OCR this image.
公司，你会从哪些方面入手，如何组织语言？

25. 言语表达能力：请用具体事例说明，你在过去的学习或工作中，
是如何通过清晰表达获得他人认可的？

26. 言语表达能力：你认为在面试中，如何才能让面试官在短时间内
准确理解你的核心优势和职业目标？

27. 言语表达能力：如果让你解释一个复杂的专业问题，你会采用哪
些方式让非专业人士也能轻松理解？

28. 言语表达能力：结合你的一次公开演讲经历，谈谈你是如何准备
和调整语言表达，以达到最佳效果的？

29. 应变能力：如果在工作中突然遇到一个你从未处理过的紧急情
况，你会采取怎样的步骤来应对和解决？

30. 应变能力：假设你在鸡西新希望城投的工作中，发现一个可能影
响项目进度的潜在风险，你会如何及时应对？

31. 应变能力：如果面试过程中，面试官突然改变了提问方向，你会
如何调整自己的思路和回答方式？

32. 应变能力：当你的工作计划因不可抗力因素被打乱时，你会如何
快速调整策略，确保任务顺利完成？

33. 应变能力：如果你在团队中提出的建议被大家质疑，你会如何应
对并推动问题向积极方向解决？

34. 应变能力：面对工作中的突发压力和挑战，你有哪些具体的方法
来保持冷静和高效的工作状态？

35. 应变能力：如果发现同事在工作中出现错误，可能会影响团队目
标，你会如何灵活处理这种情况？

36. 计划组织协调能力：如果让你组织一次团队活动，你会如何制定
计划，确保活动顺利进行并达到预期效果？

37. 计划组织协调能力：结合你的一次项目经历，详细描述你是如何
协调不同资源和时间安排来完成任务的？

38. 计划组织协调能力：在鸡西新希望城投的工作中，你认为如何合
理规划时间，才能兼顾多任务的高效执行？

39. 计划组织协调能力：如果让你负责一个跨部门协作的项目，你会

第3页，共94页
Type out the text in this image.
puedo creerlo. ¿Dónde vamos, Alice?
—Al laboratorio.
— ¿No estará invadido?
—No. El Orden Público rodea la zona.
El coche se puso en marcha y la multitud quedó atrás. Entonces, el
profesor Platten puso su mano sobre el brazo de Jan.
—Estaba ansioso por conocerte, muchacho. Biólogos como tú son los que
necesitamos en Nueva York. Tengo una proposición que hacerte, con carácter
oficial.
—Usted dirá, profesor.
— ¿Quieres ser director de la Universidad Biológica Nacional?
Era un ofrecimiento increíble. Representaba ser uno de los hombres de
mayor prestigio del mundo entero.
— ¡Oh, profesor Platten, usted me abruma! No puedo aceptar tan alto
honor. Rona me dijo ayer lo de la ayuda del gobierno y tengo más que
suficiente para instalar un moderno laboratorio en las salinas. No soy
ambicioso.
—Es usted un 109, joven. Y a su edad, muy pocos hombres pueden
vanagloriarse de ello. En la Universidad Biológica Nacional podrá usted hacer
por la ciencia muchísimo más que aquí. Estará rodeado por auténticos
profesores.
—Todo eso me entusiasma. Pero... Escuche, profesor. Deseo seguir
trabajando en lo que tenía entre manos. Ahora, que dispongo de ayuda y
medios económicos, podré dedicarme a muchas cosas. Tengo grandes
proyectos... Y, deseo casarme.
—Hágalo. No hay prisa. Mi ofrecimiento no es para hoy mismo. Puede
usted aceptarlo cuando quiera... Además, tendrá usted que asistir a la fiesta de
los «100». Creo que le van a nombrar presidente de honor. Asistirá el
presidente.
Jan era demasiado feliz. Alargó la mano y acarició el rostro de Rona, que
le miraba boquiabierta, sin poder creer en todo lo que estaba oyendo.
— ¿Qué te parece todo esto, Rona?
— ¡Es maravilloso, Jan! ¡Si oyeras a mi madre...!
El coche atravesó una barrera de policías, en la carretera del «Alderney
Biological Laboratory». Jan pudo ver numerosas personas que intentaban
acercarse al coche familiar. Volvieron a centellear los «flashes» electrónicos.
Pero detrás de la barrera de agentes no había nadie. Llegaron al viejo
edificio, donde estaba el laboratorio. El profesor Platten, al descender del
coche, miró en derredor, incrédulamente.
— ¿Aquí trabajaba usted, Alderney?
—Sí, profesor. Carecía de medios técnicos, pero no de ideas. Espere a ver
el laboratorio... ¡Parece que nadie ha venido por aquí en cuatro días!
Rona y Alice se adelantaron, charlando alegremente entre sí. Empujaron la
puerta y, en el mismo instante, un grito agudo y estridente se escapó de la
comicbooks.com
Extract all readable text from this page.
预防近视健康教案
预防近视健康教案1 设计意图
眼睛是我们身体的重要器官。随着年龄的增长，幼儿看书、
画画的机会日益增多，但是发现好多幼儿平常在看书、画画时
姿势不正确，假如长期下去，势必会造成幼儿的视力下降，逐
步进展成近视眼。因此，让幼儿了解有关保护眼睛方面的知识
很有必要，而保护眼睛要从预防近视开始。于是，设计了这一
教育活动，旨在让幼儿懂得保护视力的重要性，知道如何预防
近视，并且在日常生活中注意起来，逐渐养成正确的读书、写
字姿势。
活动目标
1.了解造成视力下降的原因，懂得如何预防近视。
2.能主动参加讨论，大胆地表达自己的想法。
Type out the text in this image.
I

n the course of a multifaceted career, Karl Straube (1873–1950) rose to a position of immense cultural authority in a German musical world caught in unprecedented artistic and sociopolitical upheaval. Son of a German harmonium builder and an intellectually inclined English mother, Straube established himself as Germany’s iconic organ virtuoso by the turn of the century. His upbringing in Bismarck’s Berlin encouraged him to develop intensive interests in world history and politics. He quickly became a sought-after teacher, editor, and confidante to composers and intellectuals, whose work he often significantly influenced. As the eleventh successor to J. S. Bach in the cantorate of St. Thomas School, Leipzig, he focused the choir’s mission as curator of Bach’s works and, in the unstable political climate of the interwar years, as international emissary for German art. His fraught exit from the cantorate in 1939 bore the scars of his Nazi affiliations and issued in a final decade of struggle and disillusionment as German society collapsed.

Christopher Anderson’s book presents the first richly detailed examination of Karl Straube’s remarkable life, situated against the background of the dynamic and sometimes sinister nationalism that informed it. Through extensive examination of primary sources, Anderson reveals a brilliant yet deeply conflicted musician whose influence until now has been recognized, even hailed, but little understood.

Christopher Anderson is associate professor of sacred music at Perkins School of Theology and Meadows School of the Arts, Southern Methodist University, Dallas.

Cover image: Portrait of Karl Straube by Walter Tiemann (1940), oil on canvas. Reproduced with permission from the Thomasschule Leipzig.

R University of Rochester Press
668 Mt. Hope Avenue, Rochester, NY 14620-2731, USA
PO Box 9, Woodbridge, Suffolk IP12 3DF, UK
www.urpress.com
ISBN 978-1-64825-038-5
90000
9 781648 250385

▸ **Stated task**
Copy out all of the lines above exactly.

▸ **Answer to this problem**
OCR this image.
公司，你会从哪些方面入手，如何组织语言？

25. 言语表达能力：请用具体事例说明，你在过去的学习或工作中，
是如何通过清晰表达获得他人认可的？

26. 言语表达能力：你认为在面试中，如何才能让面试官在短时间内
准确理解你的核心优势和职业目标？

27. 言语表达能力：如果让你解释一个复杂的专业问题，你会采用哪
些方式让非专业人士也能轻松理解？

28. 言语表达能力：结合你的一次公开演讲经历，谈谈你是如何准备
和调整语言表达，以达到最佳效果的？

29. 应变能力：如果在工作中突然遇到一个你从未处理过的紧急情
况，你会采取怎样的步骤来应对和解决？

30. 应变能力：假设你在鸡西新希望城投的工作中，发现一个可能影
响项目进度的潜在风险，你会如何及时应对？

31. 应变能力：如果面试过程中，面试官突然改变了提问方向，你会
如何调整自己的思路和回答方式？

32. 应变能力：当你的工作计划因不可抗力因素被打乱时，你会如何
快速调整策略，确保任务顺利完成？

33. 应变能力：如果你在团队中提出的建议被大家质疑，你会如何应
对并推动问题向积极方向解决？

34. 应变能力：面对工作中的突发压力和挑战，你有哪些具体的方法
来保持冷静和高效的工作状态？

35. 应变能力：如果发现同事在工作中出现错误，可能会影响团队目
标，你会如何灵活处理这种情况？

36. 计划组织协调能力：如果让你组织一次团队活动，你会如何制定
计划，确保活动顺利进行并达到预期效果？

37. 计划组织协调能力：结合你的一次项目经历，详细描述你是如何
协调不同资源和时间安排来完成任务的？

38. 计划组织协调能力：在鸡西新希望城投的工作中，你认为如何合
理规划时间，才能兼顾多任务的高效执行？

39. 计划组织协调能力：如果让你负责一个跨部门协作的项目，你会

第3页，共94页
Type out the text in this image.
puedo creerlo. ¿Dónde vamos, Alice?
—Al laboratorio.
— ¿No estará invadido?
—No. El Orden Público rodea la zona.
El coche se puso en marcha y la multitud quedó atrás. Entonces, el
profesor Platten puso su mano sobre el brazo de Jan.
—Estaba ansioso por conocerte, muchacho. Biólogos como tú son los que
necesitamos en Nueva York. Tengo una proposición que hacerte, con carácter
oficial.
—Usted dirá, profesor.
— ¿Quieres ser director de la Universidad Biológica Nacional?
Era un ofrecimiento increíble. Representaba ser uno de los hombres de
mayor prestigio del mundo entero.
— ¡Oh, profesor Platten, usted me abruma! No puedo aceptar tan alto
honor. Rona me dijo ayer lo de la ayuda del gobierno y tengo más que
suficiente para instalar un moderno laboratorio en las salinas. No soy
ambicioso.
—Es usted un 109, joven. Y a su edad, muy pocos hombres pueden
vanagloriarse de ello. En la Universidad Biológica Nacional podrá usted hacer
por la ciencia muchísimo más que aquí. Estará rodeado por auténticos
profesores.
—Todo eso me entusiasma. Pero... Escuche, profesor. Deseo seguir
trabajando en lo que tenía entre manos. Ahora, que dispongo de ayuda y
medios económicos, podré dedicarme a muchas cosas. Tengo grandes
proyectos... Y, deseo casarme.
—Hágalo. No hay prisa. Mi ofrecimiento no es para hoy mismo. Puede
usted aceptarlo cuando quiera... Además, tendrá usted que asistir a la fiesta de
los «100». Creo que le van a nombrar presidente de honor. Asistirá el
presidente.
Jan era demasiado feliz. Alargó la mano y acarició el rostro de Rona, que
le miraba boquiabierta, sin poder creer en todo lo que estaba oyendo.
— ¿Qué te parece todo esto, Rona?
— ¡Es maravilloso, Jan! ¡Si oyeras a mi madre...!
El coche atravesó una barrera de policías, en la carretera del «Alderney
Biological Laboratory». Jan pudo ver numerosas personas que intentaban
acercarse al coche familiar. Volvieron a centellear los «flashes» electrónicos.
Pero detrás de la barrera de agentes no había nadie. Llegaron al viejo
edificio, donde estaba el laboratorio. El profesor Platten, al descender del
coche, miró en derredor, incrédulamente.
— ¿Aquí trabajaba usted, Alderney?
—Sí, profesor. Carecía de medios técnicos, pero no de ideas. Espere a ver
el laboratorio... ¡Parece que nadie ha venido por aquí en cuatro días!
Rona y Alice se adelantaron, charlando alegremente entre sí. Empujaron la
puerta y, en el mismo instante, un grito agudo y estridente se escapó de la
comicbooks.com
Extract all readable text from this page.
预防近视健康教案
预防近视健康教案1 设计意图
眼睛是我们身体的重要器官。随着年龄的增长，幼儿看书、
画画的机会日益增多，但是发现好多幼儿平常在看书、画画时
姿势不正确，假如长期下去，势必会造成幼儿的视力下降，逐
步进展成近视眼。因此，让幼儿了解有关保护眼睛方面的知识
很有必要，而保护眼睛要从预防近视开始。于是，设计了这一
教育活动，旨在让幼儿懂得保护视力的重要性，知道如何预防
近视，并且在日常生活中注意起来，逐渐养成正确的读书、写
字姿势。
活动目标
1.了解造成视力下降的原因，懂得如何预防近视。
2.能主动参加讨论，大胆地表达自己的想法。
Type out the text in this image.
I

n the course of a multifaceted career, Karl Straube (1873–1950) rose to a position of immense cultural authority in a German musical world caught in unprecedented artistic and sociopolitical upheaval. Son of a German harmonium builder and an intellectually inclined English mother, Straube established himself as Germany’s iconic organ virtuoso by the turn of the century. His upbringing in Bismarck’s Berlin encouraged him to develop intensive interests in world history and politics. He quickly became a sought-after teacher, editor, and confidante to composers and intellectuals, whose work he often significantly influenced. As the eleventh successor to J. S. Bach in the cantorate of St. Thomas School, Leipzig, he focused the choir’s mission as curator of Bach’s works and, in the unstable political climate of the interwar years, as international emissary for German art. His fraught exit from the cantorate in 1939 bore the scars of his Nazi affiliations and issued in a final decade of struggle and disillusionment as German society collapsed.

Christopher Anderson’s book presents the first richly detailed examination of Karl Straube’s remarkable life, situated against the background of the dynamic and sometimes sinister nationalism that informed it. Through extensive examination of primary sources, Anderson reveals a brilliant yet deeply conflicted musician whose influence until now has been recognized, even hailed, but little understood.

Christopher Anderson is associate professor of sacred music at Perkins School of Theology and Meadows School of the Arts, Southern Methodist University, Dallas.

Cover image: Portrait of Karl Straube by Walter Tiemann (1940), oil on canvas. Reproduced with permission from the Thomasschule Leipzig.

R University of Rochester Press
668 Mt. Hope Avenue, Rochester, NY 14620-2731, USA
PO Box 9, Woodbridge, Suffolk IP12 3DF, UK
www.urpress.com
ISBN 978-1-64825-038-5
90000
9 781648 250385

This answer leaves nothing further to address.